“La belleza está en los ojos que miran; ellos la ponen”. Francisco Umbral.
Primer día.
Domingo, son las ocho y media, Villanueva duerme bajo un espeso manto de niebla. Con un humeante café en la mano espero que levante. Parecen haberse puesto de acuerdo, tiempo y niebla siguen Inmutables. Desesperado me tiro a la carretera. Abandono Villanueva con el pueblo sumido en la bruma y el silencio. Ni un ladrido, ni un mugido, nada que rompa la tranquilidad más absoluta, salvo el rodar de los neumáticos sobre el asfalto. La dehesa se adivina más que se ve. Poco a poco el ojo se va acostumbrando a la niebla y empieza distinguir con dificultad árboles y animales. Vacas, ovejas y el rey de la comarca, el cerdo ibérico, negro y fino, de altos perniles, que hociquea glotón bajo las encinas.
Con el avance del día se difumina la niebla. Dehesa infinita. Suelos de granito que apenas cubre la hierba, encinas milenarias y pastoreo, características que marcan la personalidad de la zona e influyen en su devenir histórico y económico.
La verde y ocre penillanura de Los Pedroches se extiende hacia el oeste, flanqueada al norte y al este por la sierra de Madrona y Andújar. Estamos al sur de Sierra Morena, escalón que separa la altiplanicie de la Meseta, por un lado, y el valle del Guadalquivir, por el otro. Frontera que separa un territorio poco poblado, agreste y en cierto modo olvidado.

> _Peticiones_
A. Responde con lo que dice el texto sobre Los Pedroches:
(i) ¿A qué hora empieza el primer día?
(ii) ¿Qué animal es "el rey de la comarca"?
(iii) ¿Qué sierras rodean la penillanura por el norte y el este?
B. Retoma el texto sobre Los Pedroches donde termina y sigue escribiéndolo.
Los ítems no hacen falta para nada de esto.

> _Extracto de datos_
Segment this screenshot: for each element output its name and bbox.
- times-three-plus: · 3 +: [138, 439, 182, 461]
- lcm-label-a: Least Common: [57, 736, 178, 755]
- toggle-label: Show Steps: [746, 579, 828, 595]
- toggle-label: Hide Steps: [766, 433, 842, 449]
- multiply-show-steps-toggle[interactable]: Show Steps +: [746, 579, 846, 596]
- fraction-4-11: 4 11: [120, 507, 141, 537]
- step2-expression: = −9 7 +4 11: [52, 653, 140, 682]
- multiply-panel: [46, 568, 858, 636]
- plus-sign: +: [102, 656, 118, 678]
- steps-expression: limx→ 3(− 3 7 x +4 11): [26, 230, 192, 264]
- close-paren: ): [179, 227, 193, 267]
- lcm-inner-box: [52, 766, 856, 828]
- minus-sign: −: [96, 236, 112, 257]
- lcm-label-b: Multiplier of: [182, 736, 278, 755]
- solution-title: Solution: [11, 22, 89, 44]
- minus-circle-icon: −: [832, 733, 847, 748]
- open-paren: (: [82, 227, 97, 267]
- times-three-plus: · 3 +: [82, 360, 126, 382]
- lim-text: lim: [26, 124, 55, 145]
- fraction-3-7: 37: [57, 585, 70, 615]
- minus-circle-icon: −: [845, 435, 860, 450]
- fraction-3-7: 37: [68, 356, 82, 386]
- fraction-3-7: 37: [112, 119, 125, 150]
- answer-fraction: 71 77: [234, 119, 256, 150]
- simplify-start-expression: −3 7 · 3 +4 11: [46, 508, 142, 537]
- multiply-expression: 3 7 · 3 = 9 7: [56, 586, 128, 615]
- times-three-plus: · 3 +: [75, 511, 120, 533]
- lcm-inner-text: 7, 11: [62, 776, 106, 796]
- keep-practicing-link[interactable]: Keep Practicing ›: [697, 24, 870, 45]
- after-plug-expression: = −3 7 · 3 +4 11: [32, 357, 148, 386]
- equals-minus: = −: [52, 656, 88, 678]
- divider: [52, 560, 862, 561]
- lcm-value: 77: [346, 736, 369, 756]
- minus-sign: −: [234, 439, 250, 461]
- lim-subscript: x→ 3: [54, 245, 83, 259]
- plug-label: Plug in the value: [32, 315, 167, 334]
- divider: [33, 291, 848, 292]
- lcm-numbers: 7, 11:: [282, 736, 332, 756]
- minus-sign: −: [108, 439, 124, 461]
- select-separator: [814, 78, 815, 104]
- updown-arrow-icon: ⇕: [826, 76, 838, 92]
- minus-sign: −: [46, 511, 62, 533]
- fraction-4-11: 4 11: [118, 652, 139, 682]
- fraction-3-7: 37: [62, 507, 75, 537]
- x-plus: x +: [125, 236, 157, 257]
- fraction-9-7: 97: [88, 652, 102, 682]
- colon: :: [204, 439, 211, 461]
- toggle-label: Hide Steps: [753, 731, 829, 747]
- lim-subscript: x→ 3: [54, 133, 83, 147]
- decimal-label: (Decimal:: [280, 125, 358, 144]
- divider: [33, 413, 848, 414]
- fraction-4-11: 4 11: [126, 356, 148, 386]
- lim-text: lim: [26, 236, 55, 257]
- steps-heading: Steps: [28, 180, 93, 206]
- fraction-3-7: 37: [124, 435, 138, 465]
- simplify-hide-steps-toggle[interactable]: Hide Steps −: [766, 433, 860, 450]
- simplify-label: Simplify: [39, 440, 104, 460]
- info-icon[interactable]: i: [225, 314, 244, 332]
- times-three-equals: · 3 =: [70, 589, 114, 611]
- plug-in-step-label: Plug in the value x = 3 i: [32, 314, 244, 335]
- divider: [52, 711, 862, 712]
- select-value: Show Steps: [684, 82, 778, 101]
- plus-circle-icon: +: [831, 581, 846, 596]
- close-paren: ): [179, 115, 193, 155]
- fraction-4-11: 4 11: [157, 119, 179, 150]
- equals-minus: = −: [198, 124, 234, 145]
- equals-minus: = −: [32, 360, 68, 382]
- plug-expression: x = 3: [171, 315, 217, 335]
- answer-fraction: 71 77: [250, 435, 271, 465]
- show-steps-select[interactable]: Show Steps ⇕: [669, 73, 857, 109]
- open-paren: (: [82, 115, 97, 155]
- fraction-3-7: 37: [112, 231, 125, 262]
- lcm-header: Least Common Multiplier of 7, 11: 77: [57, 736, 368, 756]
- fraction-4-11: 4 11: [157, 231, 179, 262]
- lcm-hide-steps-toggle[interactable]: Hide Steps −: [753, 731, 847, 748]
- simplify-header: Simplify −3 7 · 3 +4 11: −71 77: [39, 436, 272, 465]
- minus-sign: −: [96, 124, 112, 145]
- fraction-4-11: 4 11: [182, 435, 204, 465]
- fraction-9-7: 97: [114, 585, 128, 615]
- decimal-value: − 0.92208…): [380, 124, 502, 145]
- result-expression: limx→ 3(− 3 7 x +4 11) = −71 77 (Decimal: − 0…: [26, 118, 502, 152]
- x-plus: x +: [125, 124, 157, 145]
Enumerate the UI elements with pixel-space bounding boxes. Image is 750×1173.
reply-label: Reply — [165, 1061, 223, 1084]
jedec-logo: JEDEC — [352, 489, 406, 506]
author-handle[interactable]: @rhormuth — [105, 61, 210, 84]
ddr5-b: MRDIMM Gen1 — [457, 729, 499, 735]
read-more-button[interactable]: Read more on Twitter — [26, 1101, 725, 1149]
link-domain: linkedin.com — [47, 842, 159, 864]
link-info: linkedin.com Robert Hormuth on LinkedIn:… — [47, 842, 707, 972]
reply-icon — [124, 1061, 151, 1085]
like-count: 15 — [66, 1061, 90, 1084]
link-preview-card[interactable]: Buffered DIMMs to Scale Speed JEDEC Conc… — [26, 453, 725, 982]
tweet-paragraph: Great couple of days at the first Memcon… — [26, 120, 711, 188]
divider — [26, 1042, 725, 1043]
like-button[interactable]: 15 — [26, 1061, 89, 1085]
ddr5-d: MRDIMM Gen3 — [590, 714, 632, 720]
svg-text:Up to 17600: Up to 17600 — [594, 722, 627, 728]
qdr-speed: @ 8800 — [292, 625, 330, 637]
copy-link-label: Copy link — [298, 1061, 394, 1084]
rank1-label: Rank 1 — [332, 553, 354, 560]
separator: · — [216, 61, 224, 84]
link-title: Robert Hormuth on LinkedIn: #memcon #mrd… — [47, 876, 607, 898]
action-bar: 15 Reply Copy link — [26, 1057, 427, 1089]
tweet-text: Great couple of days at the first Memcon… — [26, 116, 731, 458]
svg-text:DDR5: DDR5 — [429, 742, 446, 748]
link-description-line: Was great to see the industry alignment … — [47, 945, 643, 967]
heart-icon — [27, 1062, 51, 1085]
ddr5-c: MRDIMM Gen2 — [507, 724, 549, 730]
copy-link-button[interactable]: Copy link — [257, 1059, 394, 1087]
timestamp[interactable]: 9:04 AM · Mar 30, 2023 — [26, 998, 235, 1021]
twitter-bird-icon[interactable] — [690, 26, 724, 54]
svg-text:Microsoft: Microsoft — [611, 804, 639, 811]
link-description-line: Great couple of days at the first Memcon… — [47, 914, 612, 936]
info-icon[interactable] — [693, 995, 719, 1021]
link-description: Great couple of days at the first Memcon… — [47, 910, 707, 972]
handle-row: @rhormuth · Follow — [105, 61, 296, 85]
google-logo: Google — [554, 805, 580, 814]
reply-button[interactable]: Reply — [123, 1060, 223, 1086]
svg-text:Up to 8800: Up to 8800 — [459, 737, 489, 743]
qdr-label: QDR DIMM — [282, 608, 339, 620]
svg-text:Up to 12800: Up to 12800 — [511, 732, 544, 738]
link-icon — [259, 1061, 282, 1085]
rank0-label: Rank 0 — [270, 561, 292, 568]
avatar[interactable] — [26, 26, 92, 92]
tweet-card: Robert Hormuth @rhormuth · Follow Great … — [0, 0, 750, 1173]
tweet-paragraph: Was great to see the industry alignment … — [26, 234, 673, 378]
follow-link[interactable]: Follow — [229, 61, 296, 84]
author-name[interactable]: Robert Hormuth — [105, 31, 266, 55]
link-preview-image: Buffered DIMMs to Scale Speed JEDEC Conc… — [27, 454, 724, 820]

> _Respuestas_
A.
(i) A las ocho y media.
(ii) El cerdo ibérico.
(iii) La sierra de Madrona y Andújar.

B.
Se dan en la zona anacronismos como la finca La Garganta, con quince mil hectáreas, el mayor latifundio de España. Propiedad de la compañía minera Río Tinto, pasó a manos del duque Francisco de Baviera y en 2001 la adquirió el duque de Westminster, lord Gerald Cavendish Grosvenor, uno de los hombres más ricos del mundo. La Garganta era —y probablemente sea—, uno de los mayores santuarios de caza de Europa, solaz de personajes de las altas finanzas, políticos y miembros de la aristocracia como Guillermo y Enrique de Inglaterra, Juan Carlos I o Carolina de Mónaco. En época de caza, las piezas eran empujadas con perros hacia el embudo natural que formaba la garganta y allí eran acechados por los cazadores. La finca da trabajo a un número indeterminado —mayor en la época de caza— de personas, en especial vecinos de Villanueva y Conquista.
Diecisiete pueblos nos esperan, interconectados por una red de carreteras, caminos y cañadas que serán nuestro hilo de Ariana en estos dos días de pedaleo entre imponentes castillos y laberínticos muros que defienden los árboles de los ganados trashumantes. Es la mayor dehesa de Europa y donde pasta uno de mis bichos más admirados; el cerdo ibérico.
La palabra Al-Ballut hace referencia en árabe a «llano de las bellotas», campos que llegan hasta donde alcanza la vista. La comarca por la que pedaleamos, Los Pedroches, coincide casi con exactitud con la antigua kura de Fahs al-Ballut del territorio musulmán de Beturia. Y ya que estamos hablando de palabras, hay otra que es una constante aquí; dehesa. Vocablo que proviene del latín “defensa” y hace referencia a las interminables paredes de piedra que sirvieron y sirven, por un lado, para defender los cultivos del ganado trashumante y por otro, para retener dentro de la finca al ganado propio.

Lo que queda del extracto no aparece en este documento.